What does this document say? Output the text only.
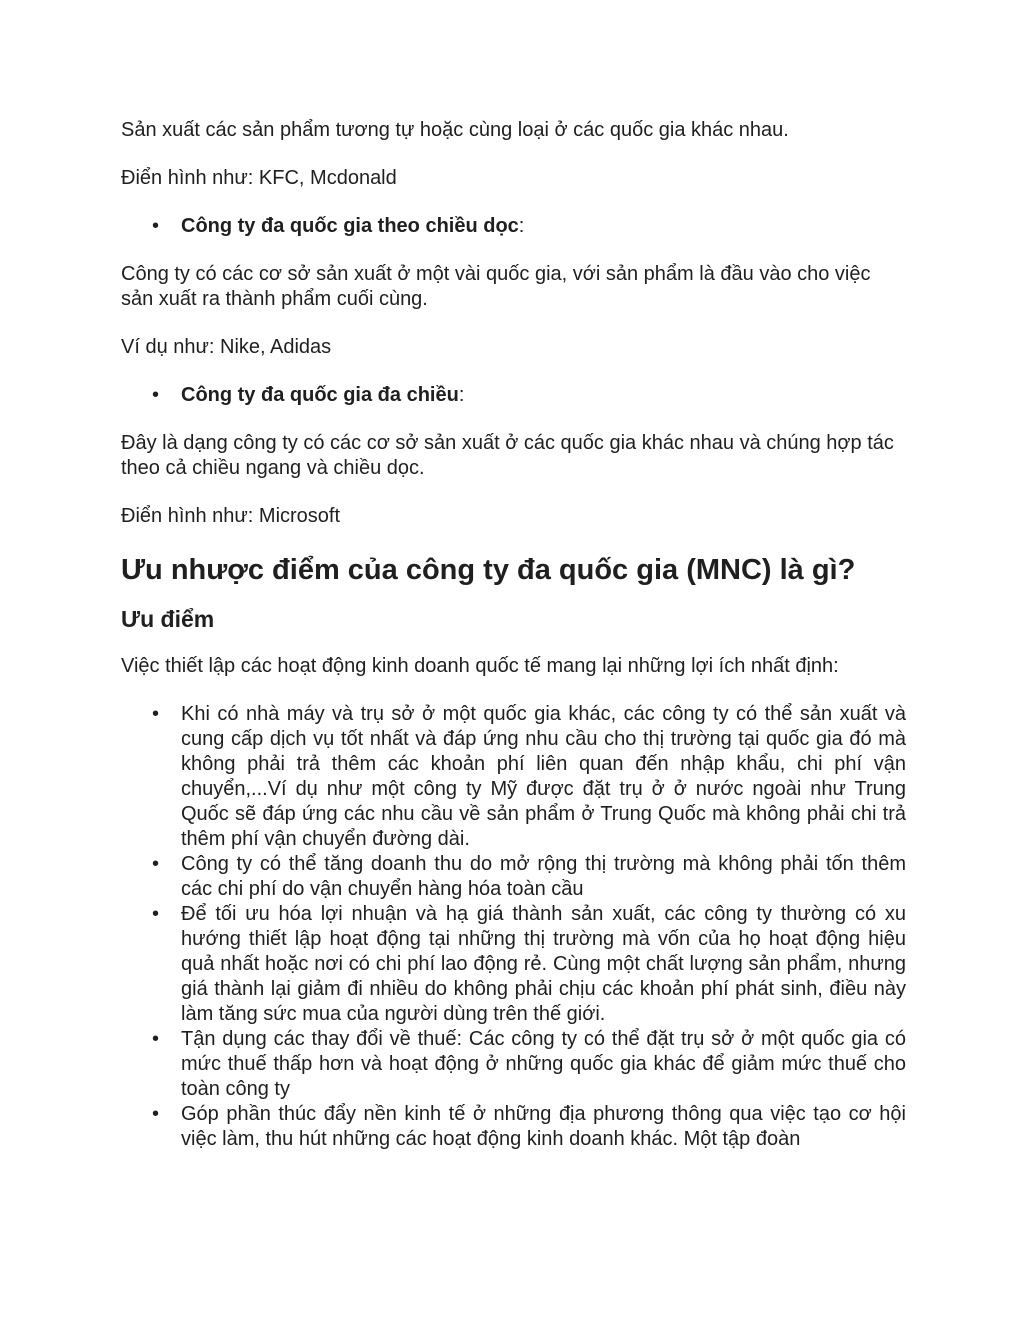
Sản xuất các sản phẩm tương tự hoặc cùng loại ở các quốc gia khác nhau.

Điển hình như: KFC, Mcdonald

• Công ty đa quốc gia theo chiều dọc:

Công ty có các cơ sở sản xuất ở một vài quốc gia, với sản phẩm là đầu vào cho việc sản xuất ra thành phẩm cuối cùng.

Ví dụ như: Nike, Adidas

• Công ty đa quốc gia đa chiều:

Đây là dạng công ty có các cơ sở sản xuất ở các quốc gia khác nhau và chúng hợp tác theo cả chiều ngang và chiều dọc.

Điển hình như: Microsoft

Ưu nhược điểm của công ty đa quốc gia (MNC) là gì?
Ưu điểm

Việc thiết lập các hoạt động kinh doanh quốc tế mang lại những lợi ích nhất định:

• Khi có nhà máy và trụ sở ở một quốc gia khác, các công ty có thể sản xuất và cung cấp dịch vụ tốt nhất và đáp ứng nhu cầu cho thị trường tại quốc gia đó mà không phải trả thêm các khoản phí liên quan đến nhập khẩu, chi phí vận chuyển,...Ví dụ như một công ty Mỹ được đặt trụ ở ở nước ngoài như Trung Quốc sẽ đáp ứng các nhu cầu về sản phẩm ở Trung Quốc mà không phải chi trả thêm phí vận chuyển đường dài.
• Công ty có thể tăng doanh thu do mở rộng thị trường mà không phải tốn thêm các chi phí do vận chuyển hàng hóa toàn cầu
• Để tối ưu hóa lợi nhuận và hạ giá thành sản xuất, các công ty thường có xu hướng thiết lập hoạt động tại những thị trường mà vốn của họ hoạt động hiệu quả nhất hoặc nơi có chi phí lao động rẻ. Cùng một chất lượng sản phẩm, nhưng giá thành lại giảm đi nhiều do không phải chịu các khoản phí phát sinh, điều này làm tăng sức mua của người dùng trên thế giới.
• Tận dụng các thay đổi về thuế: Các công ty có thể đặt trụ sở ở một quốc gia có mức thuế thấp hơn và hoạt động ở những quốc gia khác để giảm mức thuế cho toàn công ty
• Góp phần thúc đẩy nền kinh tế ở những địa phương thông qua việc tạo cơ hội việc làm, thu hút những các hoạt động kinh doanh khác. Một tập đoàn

...

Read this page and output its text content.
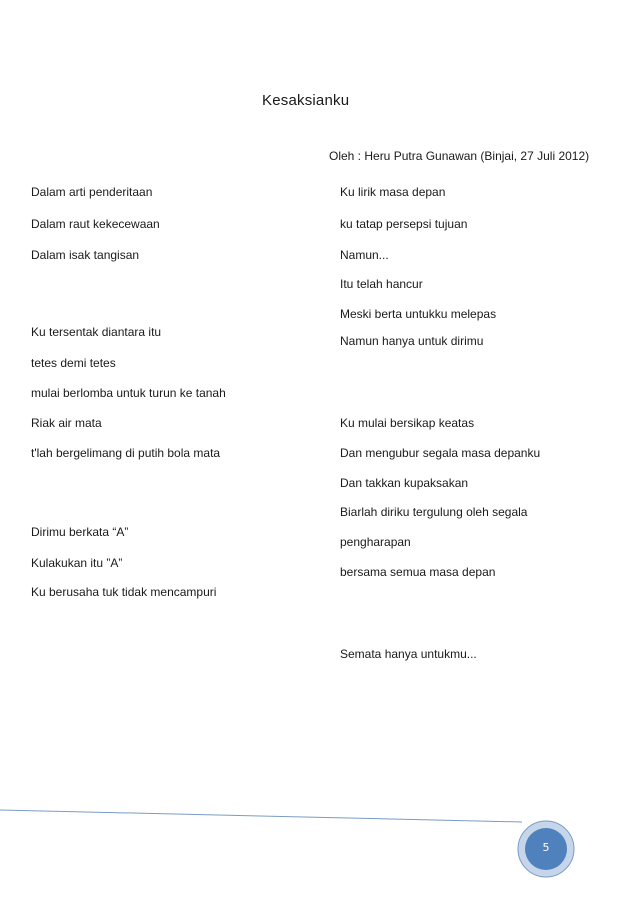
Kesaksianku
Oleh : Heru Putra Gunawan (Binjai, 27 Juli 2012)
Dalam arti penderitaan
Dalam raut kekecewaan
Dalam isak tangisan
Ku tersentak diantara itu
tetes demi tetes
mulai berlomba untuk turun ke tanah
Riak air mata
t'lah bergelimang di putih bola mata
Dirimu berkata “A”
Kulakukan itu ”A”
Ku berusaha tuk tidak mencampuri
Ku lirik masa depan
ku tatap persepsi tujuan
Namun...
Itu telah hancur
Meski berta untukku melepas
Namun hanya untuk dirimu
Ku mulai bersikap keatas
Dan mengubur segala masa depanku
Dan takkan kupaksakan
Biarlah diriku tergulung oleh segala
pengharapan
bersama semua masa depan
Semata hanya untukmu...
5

---

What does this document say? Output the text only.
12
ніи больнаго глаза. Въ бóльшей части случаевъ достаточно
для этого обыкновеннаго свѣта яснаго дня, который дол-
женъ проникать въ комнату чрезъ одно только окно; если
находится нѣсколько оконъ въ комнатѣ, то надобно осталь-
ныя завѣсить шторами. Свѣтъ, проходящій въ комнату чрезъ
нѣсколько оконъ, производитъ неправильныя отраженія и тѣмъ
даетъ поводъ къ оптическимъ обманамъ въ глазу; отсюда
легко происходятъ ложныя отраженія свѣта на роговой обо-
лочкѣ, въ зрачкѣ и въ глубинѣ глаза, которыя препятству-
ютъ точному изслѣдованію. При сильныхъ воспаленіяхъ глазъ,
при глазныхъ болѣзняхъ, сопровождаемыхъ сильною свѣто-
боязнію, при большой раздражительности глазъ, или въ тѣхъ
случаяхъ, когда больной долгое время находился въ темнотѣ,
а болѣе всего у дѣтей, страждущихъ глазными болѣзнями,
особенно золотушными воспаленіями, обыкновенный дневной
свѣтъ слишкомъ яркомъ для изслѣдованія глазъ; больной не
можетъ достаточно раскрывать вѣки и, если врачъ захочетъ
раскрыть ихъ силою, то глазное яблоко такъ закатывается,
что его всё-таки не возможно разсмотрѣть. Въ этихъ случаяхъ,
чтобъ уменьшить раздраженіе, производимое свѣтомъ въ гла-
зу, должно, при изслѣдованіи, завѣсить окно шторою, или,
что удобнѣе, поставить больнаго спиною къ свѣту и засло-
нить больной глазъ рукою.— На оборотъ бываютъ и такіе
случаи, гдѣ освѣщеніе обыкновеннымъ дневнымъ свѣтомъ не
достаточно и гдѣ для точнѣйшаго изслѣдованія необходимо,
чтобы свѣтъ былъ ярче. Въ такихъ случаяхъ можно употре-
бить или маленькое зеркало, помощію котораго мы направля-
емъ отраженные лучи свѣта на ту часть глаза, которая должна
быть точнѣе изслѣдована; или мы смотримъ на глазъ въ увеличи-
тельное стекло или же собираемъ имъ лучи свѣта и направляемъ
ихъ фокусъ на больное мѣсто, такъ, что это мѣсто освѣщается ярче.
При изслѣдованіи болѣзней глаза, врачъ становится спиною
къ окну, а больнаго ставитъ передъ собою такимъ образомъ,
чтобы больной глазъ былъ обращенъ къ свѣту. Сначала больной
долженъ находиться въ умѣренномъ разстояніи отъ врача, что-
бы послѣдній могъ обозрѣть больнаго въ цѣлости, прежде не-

▶ **THE REQUEST**
State, as a number only, how many lines in the entries include "больной".

▶ **TASK OUTPUT**
4